--- Your task ---
Arrange the listing below as a JSON list of strings, one string per line, leaving out any blank lines.

--- Input records ---
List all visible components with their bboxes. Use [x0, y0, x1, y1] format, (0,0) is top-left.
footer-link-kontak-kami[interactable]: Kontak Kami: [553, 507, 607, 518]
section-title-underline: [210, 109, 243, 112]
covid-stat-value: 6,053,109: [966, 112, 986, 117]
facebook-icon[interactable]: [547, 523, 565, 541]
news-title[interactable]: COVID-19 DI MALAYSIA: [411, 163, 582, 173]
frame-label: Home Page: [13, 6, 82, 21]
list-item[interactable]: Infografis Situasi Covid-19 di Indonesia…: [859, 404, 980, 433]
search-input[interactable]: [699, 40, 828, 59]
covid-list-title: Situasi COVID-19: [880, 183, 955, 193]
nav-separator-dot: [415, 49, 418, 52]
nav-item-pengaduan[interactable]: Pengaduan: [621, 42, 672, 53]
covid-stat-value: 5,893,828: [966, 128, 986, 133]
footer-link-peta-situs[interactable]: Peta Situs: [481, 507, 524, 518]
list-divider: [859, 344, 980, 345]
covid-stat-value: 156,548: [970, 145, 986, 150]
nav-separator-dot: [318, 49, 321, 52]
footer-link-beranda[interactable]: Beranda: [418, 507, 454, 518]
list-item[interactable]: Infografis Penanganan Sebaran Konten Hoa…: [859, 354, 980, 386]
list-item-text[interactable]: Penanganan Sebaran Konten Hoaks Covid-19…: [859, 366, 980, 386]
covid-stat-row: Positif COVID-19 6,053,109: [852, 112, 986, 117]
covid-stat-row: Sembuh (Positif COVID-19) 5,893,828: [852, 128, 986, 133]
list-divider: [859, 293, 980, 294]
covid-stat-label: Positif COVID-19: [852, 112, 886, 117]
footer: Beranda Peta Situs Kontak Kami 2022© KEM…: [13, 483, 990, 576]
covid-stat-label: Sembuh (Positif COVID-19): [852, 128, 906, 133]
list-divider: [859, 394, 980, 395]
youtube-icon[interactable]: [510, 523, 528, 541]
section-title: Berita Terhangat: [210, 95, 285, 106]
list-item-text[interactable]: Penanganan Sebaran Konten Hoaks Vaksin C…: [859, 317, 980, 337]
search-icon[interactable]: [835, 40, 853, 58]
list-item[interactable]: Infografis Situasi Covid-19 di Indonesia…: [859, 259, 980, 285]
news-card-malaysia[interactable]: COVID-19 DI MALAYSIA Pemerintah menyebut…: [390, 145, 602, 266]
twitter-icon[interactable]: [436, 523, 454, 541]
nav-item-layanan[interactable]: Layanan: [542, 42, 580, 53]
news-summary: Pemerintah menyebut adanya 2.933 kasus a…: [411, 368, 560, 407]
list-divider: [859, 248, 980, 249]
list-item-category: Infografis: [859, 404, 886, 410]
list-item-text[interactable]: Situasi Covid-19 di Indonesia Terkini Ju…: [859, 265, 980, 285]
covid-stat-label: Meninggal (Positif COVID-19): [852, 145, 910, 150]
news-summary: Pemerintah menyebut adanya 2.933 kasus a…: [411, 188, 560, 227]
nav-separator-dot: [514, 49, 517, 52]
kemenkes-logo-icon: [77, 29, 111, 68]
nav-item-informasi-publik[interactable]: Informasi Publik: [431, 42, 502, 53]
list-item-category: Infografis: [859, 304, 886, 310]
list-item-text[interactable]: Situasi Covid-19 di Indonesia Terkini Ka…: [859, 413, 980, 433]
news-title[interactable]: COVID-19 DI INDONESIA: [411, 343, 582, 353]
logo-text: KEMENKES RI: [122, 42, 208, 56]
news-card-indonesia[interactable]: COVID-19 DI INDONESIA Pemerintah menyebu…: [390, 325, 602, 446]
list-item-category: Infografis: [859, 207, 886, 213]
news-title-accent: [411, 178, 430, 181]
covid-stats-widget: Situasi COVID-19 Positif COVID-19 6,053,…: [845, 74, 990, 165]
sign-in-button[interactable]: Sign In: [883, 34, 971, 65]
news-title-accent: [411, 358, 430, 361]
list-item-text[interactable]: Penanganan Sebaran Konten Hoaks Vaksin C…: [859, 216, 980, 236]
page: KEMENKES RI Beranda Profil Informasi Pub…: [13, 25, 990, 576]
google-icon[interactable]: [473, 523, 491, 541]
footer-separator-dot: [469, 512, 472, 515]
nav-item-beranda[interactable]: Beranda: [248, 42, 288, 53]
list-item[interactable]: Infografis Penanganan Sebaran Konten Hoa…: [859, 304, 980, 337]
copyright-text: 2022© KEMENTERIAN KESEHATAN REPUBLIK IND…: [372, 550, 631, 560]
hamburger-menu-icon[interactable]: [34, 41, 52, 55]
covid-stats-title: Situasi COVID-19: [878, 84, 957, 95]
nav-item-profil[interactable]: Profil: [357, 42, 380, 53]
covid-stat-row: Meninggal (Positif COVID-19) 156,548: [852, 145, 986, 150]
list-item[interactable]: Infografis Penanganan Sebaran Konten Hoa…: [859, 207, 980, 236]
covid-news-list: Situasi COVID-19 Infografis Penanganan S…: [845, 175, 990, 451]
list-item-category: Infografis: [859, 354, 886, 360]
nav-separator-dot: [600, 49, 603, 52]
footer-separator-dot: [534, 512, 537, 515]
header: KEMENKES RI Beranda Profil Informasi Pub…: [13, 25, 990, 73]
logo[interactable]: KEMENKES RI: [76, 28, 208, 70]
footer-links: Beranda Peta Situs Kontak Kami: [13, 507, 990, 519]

--- Answer below ---
[
  "List all visible components with their bboxes. Use [x0, y0, x1, y1] format, (0,0) is top-left.",
  "footer-link-kontak-kami[interactable]: Kontak Kami: [553, 507, 607, 518]",
  "section-title-underline: [210, 109, 243, 112]",
  "covid-stat-value: 6,053,109: [966, 112, 986, 117]",
  "facebook-icon[interactable]: [547, 523, 565, 541]",
  "news-title[interactable]: COVID-19 DI MALAYSIA: [411, 163, 582, 173]",
  "frame-label: Home Page: [13, 6, 82, 21]",
  "list-item[interactable]: Infografis Situasi Covid-19 di Indonesia…: [859, 404, 980, 433]",
  "search-input[interactable]: [699, 40, 828, 59]",
  "covid-list-title: Situasi COVID-19: [880, 183, 955, 193]",
  "nav-separator-dot: [415, 49, 418, 52]",
  "nav-item-pengaduan[interactable]: Pengaduan: [621, 42, 672, 53]",
  "covid-stat-value: 5,893,828: [966, 128, 986, 133]",
  "footer-link-peta-situs[interactable]: Peta Situs: [481, 507, 524, 518]",
  "list-divider: [859, 344, 980, 345]",
  "covid-stat-value: 156,548: [970, 145, 986, 150]",
  "nav-separator-dot: [318, 49, 321, 52]",
  "footer-link-beranda[interactable]: Beranda: [418, 507, 454, 518]",
  "list-item[interactable]: Infografis Penanganan Sebaran Konten Hoa…: [859, 354, 980, 386]",
  "list-item-text[interactable]: Penanganan Sebaran Konten Hoaks Covid-19…: [859, 366, 980, 386]",
  "covid-stat-row: Positif COVID-19 6,053,109: [852, 112, 986, 117]",
  "covid-stat-row: Sembuh (Positif COVID-19) 5,893,828: [852, 128, 986, 133]",
  "list-divider: [859, 293, 980, 294]",
  "covid-stat-label: Positif COVID-19: [852, 112, 886, 117]",
  "footer: Beranda Peta Situs Kontak Kami 2022© KEM…: [13, 483, 990, 576]",
  "covid-stat-label: Sembuh (Positif COVID-19): [852, 128, 906, 133]",
  "list-divider: [859, 394, 980, 395]",
  "youtube-icon[interactable]: [510, 523, 528, 541]",
  "section-title: Berita Terhangat: [210, 95, 285, 106]",
  "list-item-text[interactable]: Penanganan Sebaran Konten Hoaks Vaksin C…: [859, 317, 980, 337]",
  "search-icon[interactable]: [835, 40, 853, 58]",
  "list-item[interactable]: Infografis Situasi Covid-19 di Indonesia…: [859, 259, 980, 285]",
  "news-card-malaysia[interactable]: COVID-19 DI MALAYSIA Pemerintah menyebut…: [390, 145, 602, 266]",
  "twitter-icon[interactable]: [436, 523, 454, 541]",
  "nav-item-layanan[interactable]: Layanan: [542, 42, 580, 53]",
  "news-summary: Pemerintah menyebut adanya 2.933 kasus a…: [411, 368, 560, 407]",
  "list-divider: [859, 248, 980, 249]",
  "list-item-category: Infografis: [859, 404, 886, 410]",
  "list-item-text[interactable]: Situasi Covid-19 di Indonesia Terkini Ju…: [859, 265, 980, 285]",
  "covid-stat-label: Meninggal (Positif COVID-19): [852, 145, 910, 150]",
  "news-summary: Pemerintah menyebut adanya 2.933 kasus a…: [411, 188, 560, 227]",
  "nav-separator-dot: [514, 49, 517, 52]",
  "kemenkes-logo-icon: [77, 29, 111, 68]",
  "nav-item-informasi-publik[interactable]: Informasi Publik: [431, 42, 502, 53]",
  "list-item-category: Infografis: [859, 304, 886, 310]",
  "list-item-text[interactable]: Situasi Covid-19 di Indonesia Terkini Ka…: [859, 413, 980, 433]",
  "news-title[interactable]: COVID-19 DI INDONESIA: [411, 343, 582, 353]",
  "logo-text: KEMENKES RI: [122, 42, 208, 56]",
  "news-card-indonesia[interactable]: COVID-19 DI INDONESIA Pemerintah menyebu…: [390, 325, 602, 446]",
  "list-item-category: Infografis: [859, 207, 886, 213]",
  "news-title-accent: [411, 178, 430, 181]",
  "covid-stats-widget: Situasi COVID-19 Positif COVID-19 6,053,…: [845, 74, 990, 165]",
  "sign-in-button[interactable]: Sign In: [883, 34, 971, 65]",
  "news-title-accent: [411, 358, 430, 361]",
  "list-item-text[interactable]: Penanganan Sebaran Konten Hoaks Vaksin C…: [859, 216, 980, 236]",
  "page: KEMENKES RI Beranda Profil Informasi Pub…: [13, 25, 990, 576]",
  "google-icon[interactable]: [473, 523, 491, 541]",
  "footer-separator-dot: [469, 512, 472, 515]",
  "nav-item-beranda[interactable]: Beranda: [248, 42, 288, 53]",
  "list-item[interactable]: Infografis Penanganan Sebaran Konten Hoa…: [859, 304, 980, 337]",
  "copyright-text: 2022© KEMENTERIAN KESEHATAN REPUBLIK IND…: [372, 550, 631, 560]",
  "hamburger-menu-icon[interactable]: [34, 41, 52, 55]",
  "covid-stats-title: Situasi COVID-19: [878, 84, 957, 95]",
  "nav-item-profil[interactable]: Profil: [357, 42, 380, 53]",
  "covid-stat-row: Meninggal (Positif COVID-19) 156,548: [852, 145, 986, 150]",
  "list-item[interactable]: Infografis Penanganan Sebaran Konten Hoa…: [859, 207, 980, 236]",
  "covid-news-list: Situasi COVID-19 Infografis Penanganan S…: [845, 175, 990, 451]",
  "list-item-category: Infografis: [859, 354, 886, 360]",
  "nav-separator-dot: [600, 49, 603, 52]",
  "footer-separator-dot: [534, 512, 537, 515]",
  "header: KEMENKES RI Beranda Profil Informasi Pub…: [13, 25, 990, 73]",
  "logo[interactable]: KEMENKES RI: [76, 28, 208, 70]",
  "footer-links: Beranda Peta Situs Kontak Kami: [13, 507, 990, 519]"
]